**Problem description**
In the material below, find every line with "from" and pull it out.

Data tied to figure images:
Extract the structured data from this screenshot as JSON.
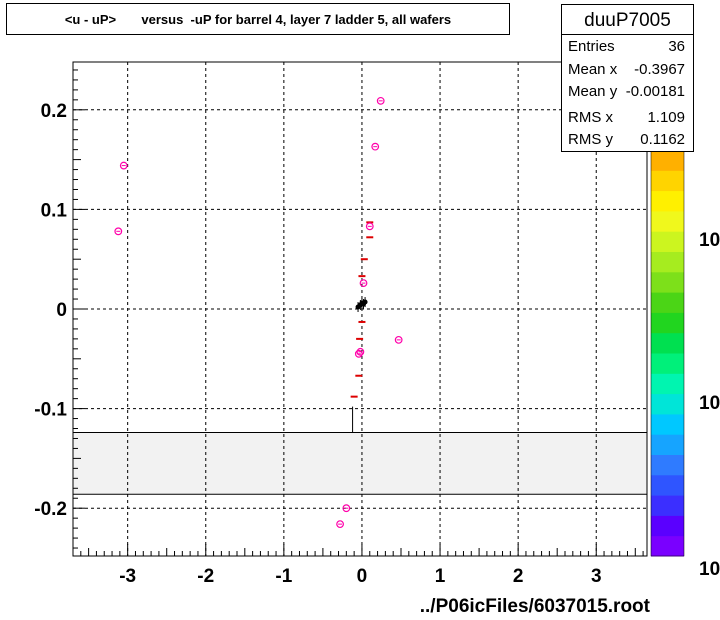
{
  "title": "<u - uP>       versus  -uP for barrel 4, layer 7 ladder 5, all wafers",
  "stats": {
    "name": "duuP7005",
    "rows": [
      {
        "label": "Entries",
        "value": "36"
      },
      {
        "label": "Mean x",
        "value": "-0.3967"
      },
      {
        "label": "Mean y",
        "value": "-0.00181"
      },
      {
        "label": "RMS x",
        "value": "1.109"
      },
      {
        "label": "RMS y",
        "value": "0.1162"
      }
    ]
  },
  "footer": "../P06icFiles/6037015.root",
  "colors": {
    "marker": "#ff00aa",
    "profile": "#dd0000",
    "black_points": "#000000",
    "band_fill": "#f2f2f2"
  },
  "palette": [
    "#7a00ff",
    "#5a00ff",
    "#3b2fff",
    "#2f55ff",
    "#2f7bff",
    "#16a4ff",
    "#00c8ff",
    "#00e5d8",
    "#00f5b0",
    "#00f07a",
    "#00e050",
    "#21d51f",
    "#4bd516",
    "#7de01a",
    "#a6ec1f",
    "#ccf51f",
    "#f0f81c",
    "#fff000",
    "#ffd400",
    "#ffb000"
  ],
  "chart_data": {
    "type": "scatter",
    "title": "<u - uP>       versus  -uP for barrel 4, layer 7 ladder 5, all wafers",
    "xlabel": "../P06icFiles/6037015.root",
    "ylabel": "",
    "xlim": [
      -3.7,
      3.65
    ],
    "ylim": [
      -0.248,
      0.248
    ],
    "x_ticks": [
      -3,
      -2,
      -1,
      0,
      1,
      2,
      3
    ],
    "y_ticks": [
      -0.2,
      -0.1,
      0,
      0.1,
      0.2
    ],
    "x_tick_labels": [
      "-3",
      "-2",
      "-1",
      "0",
      "1",
      "2",
      "3"
    ],
    "y_tick_labels": [
      "-0.2",
      "-0.1",
      "0",
      "0.1",
      "0.2"
    ],
    "grid": true,
    "colorbar_labels": [
      "10",
      "10",
      "10"
    ],
    "band": {
      "y_top": -0.124,
      "y_bottom": -0.186
    },
    "markers": [
      {
        "x": -3.05,
        "y": 0.144
      },
      {
        "x": -3.12,
        "y": 0.078
      },
      {
        "x": 0.24,
        "y": 0.209
      },
      {
        "x": 0.17,
        "y": 0.163
      },
      {
        "x": 0.1,
        "y": 0.083
      },
      {
        "x": 0.02,
        "y": 0.026
      },
      {
        "x": -0.02,
        "y": -0.043
      },
      {
        "x": -0.04,
        "y": -0.045
      },
      {
        "x": 0.47,
        "y": -0.031
      },
      {
        "x": -0.2,
        "y": -0.2
      },
      {
        "x": -0.28,
        "y": -0.216
      }
    ],
    "profile_marks": [
      {
        "x": -0.1,
        "y": -0.088
      },
      {
        "x": -0.04,
        "y": -0.067
      },
      {
        "x": -0.03,
        "y": -0.03
      },
      {
        "x": 0.0,
        "y": -0.013
      },
      {
        "x": 0.0,
        "y": 0.033
      },
      {
        "x": 0.03,
        "y": 0.05
      },
      {
        "x": 0.1,
        "y": 0.072
      },
      {
        "x": 0.1,
        "y": 0.087
      }
    ],
    "black_points": [
      {
        "x": -0.05,
        "y": 0.002
      },
      {
        "x": -0.02,
        "y": 0.004
      },
      {
        "x": 0.0,
        "y": 0.006
      },
      {
        "x": 0.02,
        "y": 0.005
      },
      {
        "x": 0.04,
        "y": 0.007
      }
    ],
    "error_bar_x": -0.12,
    "error_bar_y": [
      -0.124,
      -0.098
    ]
  }
}
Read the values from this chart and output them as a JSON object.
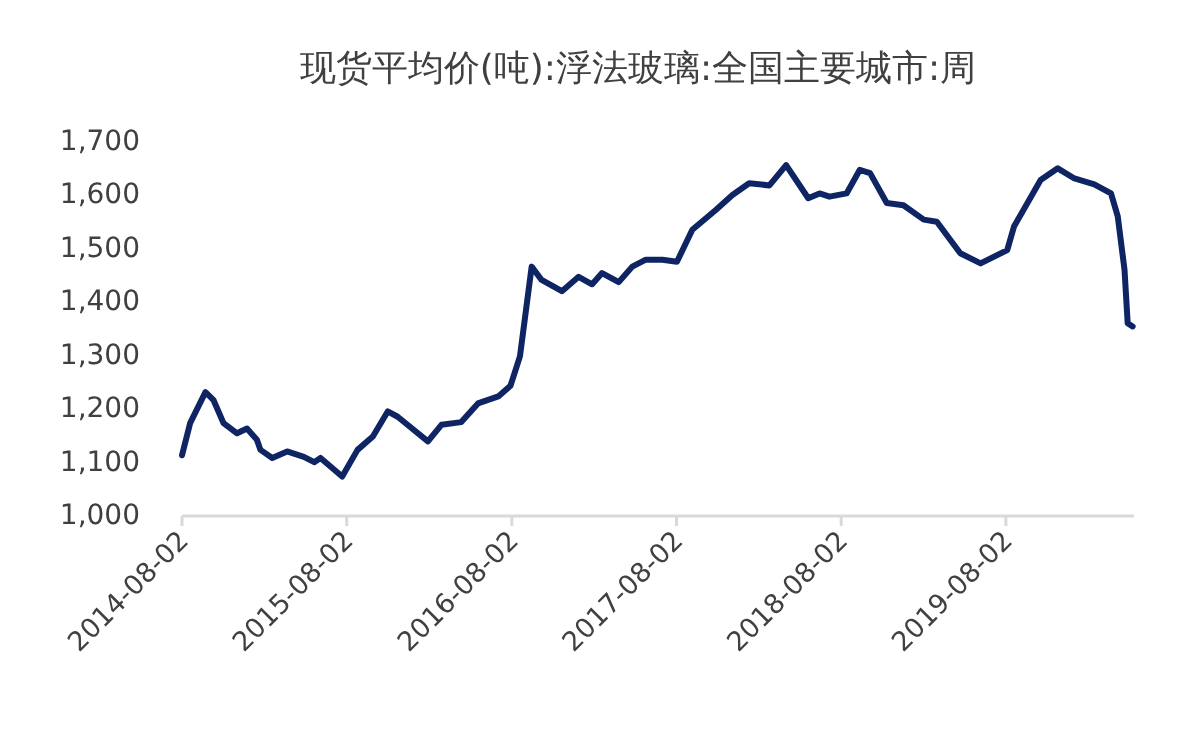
{
  "chart_data": {
    "type": "line",
    "title": "现货平均价(吨):浮法玻璃:全国主要城市:周",
    "x": [
      "2014-08-02",
      "2014-08-20",
      "2014-09-23",
      "2014-10-11",
      "2014-11-02",
      "2014-12-02",
      "2014-12-24",
      "2015-01-15",
      "2015-01-23",
      "2015-02-18",
      "2015-03-23",
      "2015-04-29",
      "2015-05-22",
      "2015-06-05",
      "2015-07-23",
      "2015-08-26",
      "2015-09-29",
      "2015-11-01",
      "2015-11-23",
      "2016-01-29",
      "2016-02-28",
      "2016-04-12",
      "2016-05-19",
      "2016-07-03",
      "2016-07-30",
      "2016-08-20",
      "2016-09-15",
      "2016-10-07",
      "2016-11-21",
      "2016-12-28",
      "2017-01-27",
      "2017-02-18",
      "2017-03-27",
      "2017-04-26",
      "2017-05-26",
      "2017-07-02",
      "2017-08-03",
      "2017-09-06",
      "2017-10-28",
      "2017-12-04",
      "2018-01-10",
      "2018-02-24",
      "2018-04-02",
      "2018-05-21",
      "2018-06-15",
      "2018-07-07",
      "2018-08-14",
      "2018-09-12",
      "2018-10-05",
      "2018-11-11",
      "2018-12-18",
      "2019-02-01",
      "2019-03-02",
      "2019-04-23",
      "2019-06-07",
      "2019-08-05",
      "2019-08-20",
      "2019-10-18",
      "2019-11-25",
      "2020-01-01",
      "2020-02-14",
      "2020-03-22",
      "2020-04-06",
      "2020-04-21",
      "2020-04-28",
      "2020-05-09"
    ],
    "series": [
      {
        "color": "#0f2463",
        "values": [
          1110,
          1170,
          1228,
          1213,
          1170,
          1151,
          1160,
          1139,
          1120,
          1105,
          1117,
          1107,
          1097,
          1105,
          1070,
          1120,
          1145,
          1192,
          1182,
          1136,
          1167,
          1172,
          1207,
          1220,
          1240,
          1295,
          1463,
          1438,
          1417,
          1444,
          1430,
          1451,
          1434,
          1463,
          1476,
          1476,
          1472,
          1532,
          1569,
          1597,
          1619,
          1615,
          1653,
          1591,
          1600,
          1594,
          1600,
          1644,
          1638,
          1582,
          1578,
          1551,
          1547,
          1488,
          1469,
          1494,
          1538,
          1625,
          1647,
          1628,
          1617,
          1600,
          1557,
          1457,
          1357,
          1351
        ]
      }
    ],
    "xlim": [
      "2014-08-02",
      "2020-05-12"
    ],
    "xticks": [
      "2014-08-02",
      "2015-08-02",
      "2016-08-02",
      "2017-08-02",
      "2018-08-02",
      "2019-08-02"
    ],
    "ylim": [
      1000,
      1700
    ],
    "yticks": [
      {
        "value": 1000,
        "label": "1,000"
      },
      {
        "value": 1100,
        "label": "1,100"
      },
      {
        "value": 1200,
        "label": "1,200"
      },
      {
        "value": 1300,
        "label": "1,300"
      },
      {
        "value": 1400,
        "label": "1,400"
      },
      {
        "value": 1500,
        "label": "1,500"
      },
      {
        "value": 1600,
        "label": "1,600"
      },
      {
        "value": 1700,
        "label": "1,700"
      }
    ],
    "grid": false
  }
}
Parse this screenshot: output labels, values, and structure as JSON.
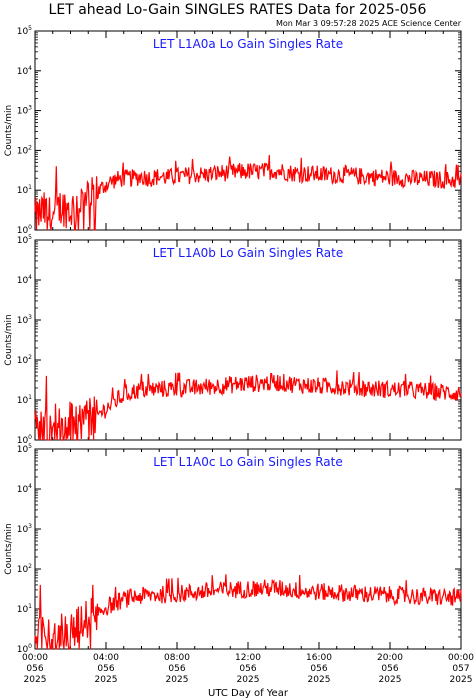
{
  "title": "LET ahead Lo-Gain SINGLES RATES Data for 2025-056",
  "timestamp": "Mon Mar  3 09:57:28 2025 ACE Science Center",
  "colors": {
    "series": "#ff0000",
    "panel_title": "#1a1aff",
    "axes": "#000000"
  },
  "chart_data": {
    "type": "line",
    "xlabel": "UTC Day of Year",
    "x_ticks": [
      {
        "hm": "00:00",
        "doy": "056",
        "year": "2025"
      },
      {
        "hm": "04:00",
        "doy": "056",
        "year": "2025"
      },
      {
        "hm": "08:00",
        "doy": "056",
        "year": "2025"
      },
      {
        "hm": "12:00",
        "doy": "056",
        "year": "2025"
      },
      {
        "hm": "16:00",
        "doy": "056",
        "year": "2025"
      },
      {
        "hm": "20:00",
        "doy": "056",
        "year": "2025"
      },
      {
        "hm": "00:00",
        "doy": "057",
        "year": "2025"
      }
    ],
    "xlim_hours": [
      0,
      24
    ],
    "y_scale": "log",
    "ylim": [
      1,
      100000
    ],
    "y_tick_labels": [
      {
        "base": "10",
        "exp": "0"
      },
      {
        "base": "10",
        "exp": "1"
      },
      {
        "base": "10",
        "exp": "2"
      },
      {
        "base": "10",
        "exp": "3"
      },
      {
        "base": "10",
        "exp": "4"
      },
      {
        "base": "10",
        "exp": "5"
      }
    ],
    "panels": [
      {
        "title": "LET L1A0a Lo Gain Singles Rate",
        "ylabel": "Counts/min",
        "x_hours": [
          0,
          0.5,
          1,
          1.5,
          2,
          2.5,
          3,
          3.5,
          4,
          4.5,
          5,
          5.5,
          6,
          6.5,
          7,
          7.5,
          8,
          8.5,
          9,
          9.5,
          10,
          10.5,
          11,
          11.5,
          12,
          12.5,
          13,
          13.5,
          14,
          14.5,
          15,
          15.5,
          16,
          16.5,
          17,
          17.5,
          18,
          18.5,
          19,
          19.5,
          20,
          20.5,
          21,
          21.5,
          22,
          22.5,
          23,
          23.5,
          24
        ],
        "values": [
          2,
          3,
          2,
          4,
          3,
          5,
          6,
          8,
          14,
          18,
          20,
          20,
          22,
          20,
          22,
          21,
          22,
          23,
          25,
          24,
          26,
          27,
          28,
          29,
          30,
          29,
          30,
          31,
          30,
          27,
          26,
          26,
          25,
          24,
          24,
          25,
          23,
          22,
          22,
          21,
          21,
          20,
          20,
          19,
          19,
          19,
          18,
          18,
          17
        ]
      },
      {
        "title": "LET L1A0b Lo Gain Singles Rate",
        "ylabel": "Counts/min",
        "x_hours": [
          0,
          0.5,
          1,
          1.5,
          2,
          2.5,
          3,
          3.5,
          4,
          4.5,
          5,
          5.5,
          6,
          6.5,
          7,
          7.5,
          8,
          8.5,
          9,
          9.5,
          10,
          10.5,
          11,
          11.5,
          12,
          12.5,
          13,
          13.5,
          14,
          14.5,
          15,
          15.5,
          16,
          16.5,
          17,
          17.5,
          18,
          18.5,
          19,
          19.5,
          20,
          20.5,
          21,
          21.5,
          22,
          22.5,
          23,
          23.5,
          24
        ],
        "values": [
          2,
          2,
          3,
          2,
          3,
          3,
          4,
          4,
          6,
          9,
          13,
          16,
          18,
          18,
          19,
          19,
          19,
          20,
          20,
          21,
          22,
          23,
          24,
          25,
          26,
          26,
          27,
          28,
          27,
          25,
          24,
          23,
          22,
          22,
          22,
          21,
          20,
          20,
          19,
          19,
          18,
          18,
          18,
          17,
          17,
          16,
          16,
          15,
          15
        ]
      },
      {
        "title": "LET L1A0c Lo Gain Singles Rate",
        "ylabel": "Counts/min",
        "x_hours": [
          0,
          0.5,
          1,
          1.5,
          2,
          2.5,
          3,
          3.5,
          4,
          4.5,
          5,
          5.5,
          6,
          6.5,
          7,
          7.5,
          8,
          8.5,
          9,
          9.5,
          10,
          10.5,
          11,
          11.5,
          12,
          12.5,
          13,
          13.5,
          14,
          14.5,
          15,
          15.5,
          16,
          16.5,
          17,
          17.5,
          18,
          18.5,
          19,
          19.5,
          20,
          20.5,
          21,
          21.5,
          22,
          22.5,
          23,
          23.5,
          24
        ],
        "values": [
          2,
          2,
          2,
          3,
          3,
          4,
          6,
          8,
          11,
          14,
          17,
          20,
          21,
          22,
          23,
          23,
          24,
          25,
          26,
          27,
          28,
          29,
          30,
          31,
          32,
          32,
          33,
          33,
          32,
          30,
          28,
          27,
          27,
          26,
          26,
          25,
          24,
          24,
          23,
          23,
          22,
          22,
          21,
          21,
          20,
          20,
          20,
          19,
          19
        ]
      }
    ]
  }
}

**Final result**
Extract the structured data from this screenshot as JSON.
Read the values from this chart and output them as a JSON object.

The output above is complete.